Dataset items:
+++

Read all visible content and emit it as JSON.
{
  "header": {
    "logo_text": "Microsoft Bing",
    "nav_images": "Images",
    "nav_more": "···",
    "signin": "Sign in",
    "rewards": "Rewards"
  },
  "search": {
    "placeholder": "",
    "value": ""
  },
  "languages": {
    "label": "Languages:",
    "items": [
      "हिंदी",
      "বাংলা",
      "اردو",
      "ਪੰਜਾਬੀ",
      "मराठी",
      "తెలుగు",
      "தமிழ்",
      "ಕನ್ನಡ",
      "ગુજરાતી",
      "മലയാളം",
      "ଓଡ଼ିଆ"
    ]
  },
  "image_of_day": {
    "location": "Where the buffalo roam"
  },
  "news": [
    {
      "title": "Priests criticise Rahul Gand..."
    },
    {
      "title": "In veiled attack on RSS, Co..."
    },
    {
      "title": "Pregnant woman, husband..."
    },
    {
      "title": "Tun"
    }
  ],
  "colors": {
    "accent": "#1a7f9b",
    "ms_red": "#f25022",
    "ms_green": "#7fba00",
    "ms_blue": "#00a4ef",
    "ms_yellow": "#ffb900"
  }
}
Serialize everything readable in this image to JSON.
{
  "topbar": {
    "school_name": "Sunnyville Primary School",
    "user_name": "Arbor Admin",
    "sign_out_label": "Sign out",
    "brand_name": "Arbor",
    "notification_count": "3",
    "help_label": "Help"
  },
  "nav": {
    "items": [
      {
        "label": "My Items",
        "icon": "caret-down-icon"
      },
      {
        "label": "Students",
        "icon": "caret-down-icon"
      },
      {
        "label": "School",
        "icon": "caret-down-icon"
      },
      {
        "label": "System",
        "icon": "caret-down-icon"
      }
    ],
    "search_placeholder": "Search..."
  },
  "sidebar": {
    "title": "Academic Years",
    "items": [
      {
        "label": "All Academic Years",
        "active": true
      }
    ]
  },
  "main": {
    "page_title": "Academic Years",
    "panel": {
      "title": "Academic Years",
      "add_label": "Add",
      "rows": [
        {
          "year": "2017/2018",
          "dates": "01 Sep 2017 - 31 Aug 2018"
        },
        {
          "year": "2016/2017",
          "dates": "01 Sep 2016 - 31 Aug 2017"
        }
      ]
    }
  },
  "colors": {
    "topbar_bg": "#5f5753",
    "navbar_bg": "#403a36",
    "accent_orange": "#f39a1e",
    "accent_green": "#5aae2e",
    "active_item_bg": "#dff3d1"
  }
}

+++

| What the task requires |
Copy down every line of the material above that includes the string "dates".

| Result of this task |
          "dates": "01 Sep 2017 - 31 Aug 2018"
          "dates": "01 Sep 2016 - 31 Aug 2017"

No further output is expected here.